## WHAT YOU NEED TO DO
Pull every line with the word "comments" out of the entries below.

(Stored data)
------

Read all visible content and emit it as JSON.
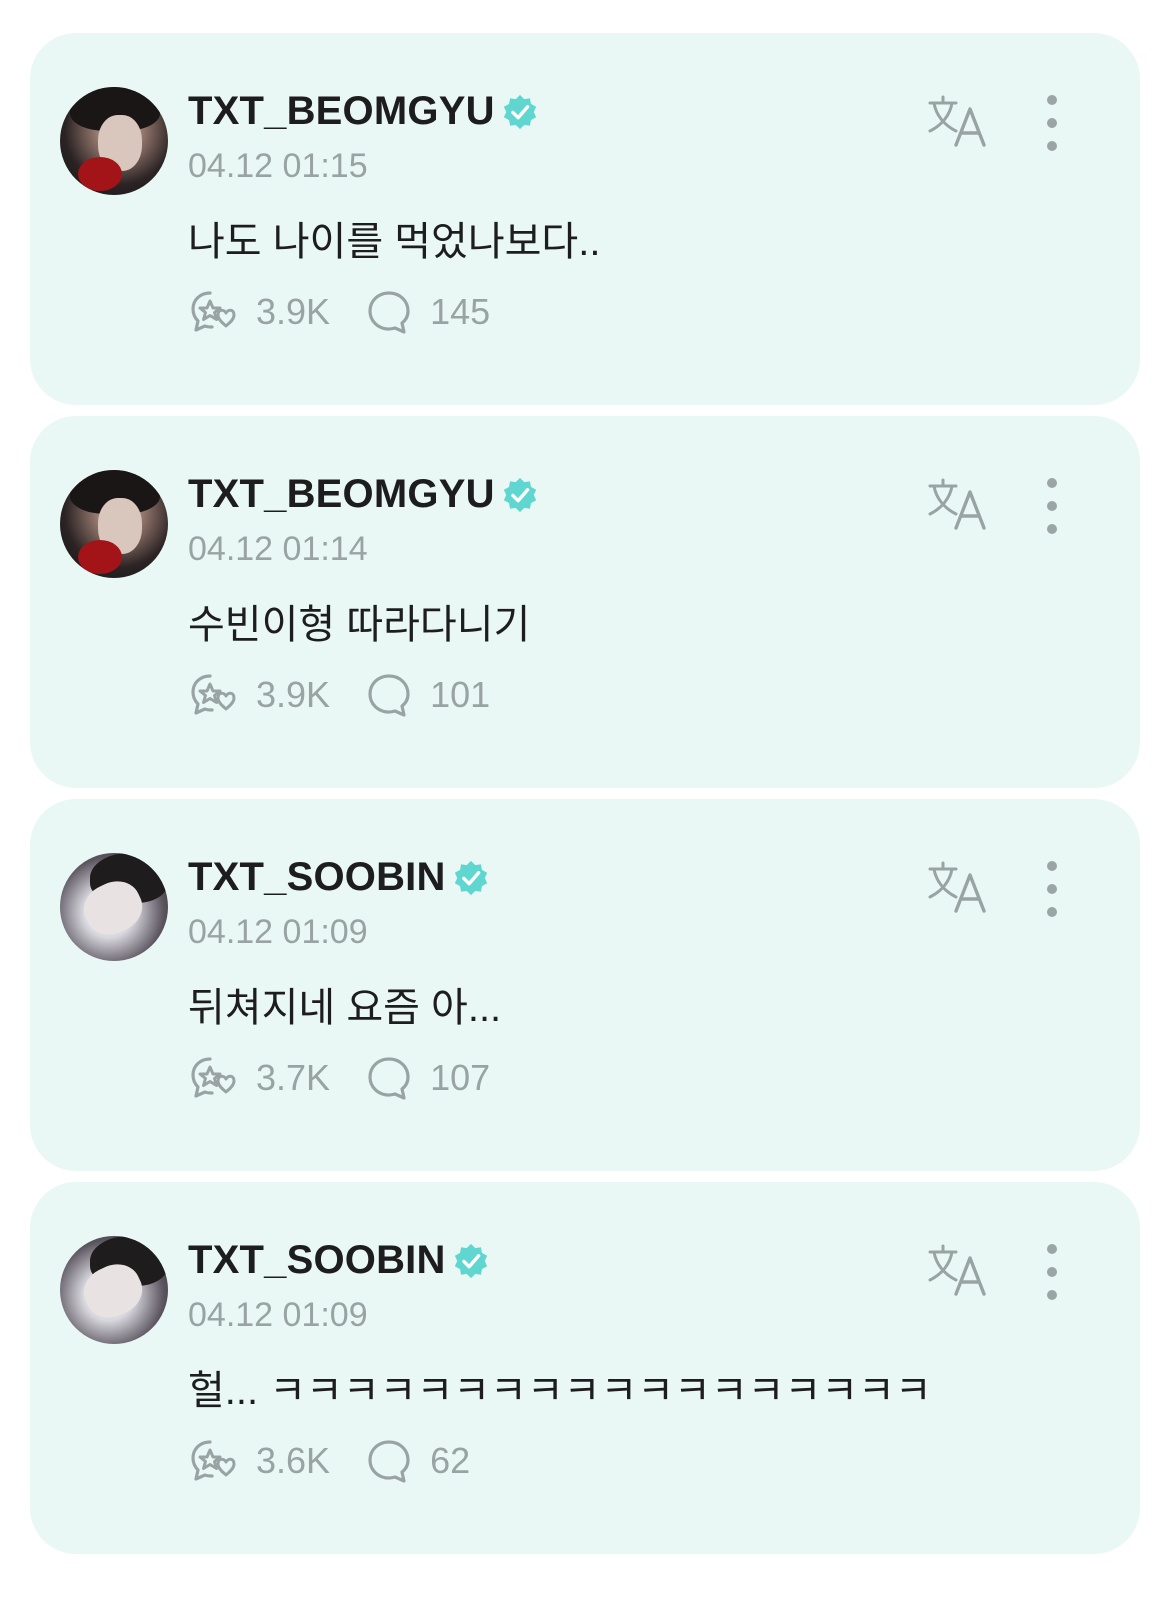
{
  "colors": {
    "card_background": "#e9f8f5",
    "verified_badge": "#5fd7d0",
    "muted_text": "#9aa3a3",
    "primary_text": "#1d1d1d"
  },
  "posts": [
    {
      "username": "TXT_BEOMGYU",
      "verified": true,
      "timestamp": "04.12 01:15",
      "text": "나도 나이를 먹었나보다..",
      "likes": "3.9K",
      "comments": "145",
      "avatar": "beomgyu"
    },
    {
      "username": "TXT_BEOMGYU",
      "verified": true,
      "timestamp": "04.12 01:14",
      "text": "수빈이형 따라다니기",
      "likes": "3.9K",
      "comments": "101",
      "avatar": "beomgyu"
    },
    {
      "username": "TXT_SOOBIN",
      "verified": true,
      "timestamp": "04.12 01:09",
      "text": "뒤쳐지네 요즘 아...",
      "likes": "3.7K",
      "comments": "107",
      "avatar": "soobin"
    },
    {
      "username": "TXT_SOOBIN",
      "verified": true,
      "timestamp": "04.12 01:09",
      "text": "헐... ㅋㅋㅋㅋㅋㅋㅋㅋㅋㅋㅋㅋㅋㅋㅋㅋㅋㅋ",
      "likes": "3.6K",
      "comments": "62",
      "avatar": "soobin"
    }
  ],
  "icons": {
    "like": "star-heart-bubble-icon",
    "comment": "speech-bubble-icon",
    "translate": "translate-icon",
    "more": "vertical-ellipsis-icon",
    "verified": "verified-badge-icon"
  }
}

------

## REPLY
      "comments": "145",
      "comments": "101",
      "comments": "107",
      "comments": "62",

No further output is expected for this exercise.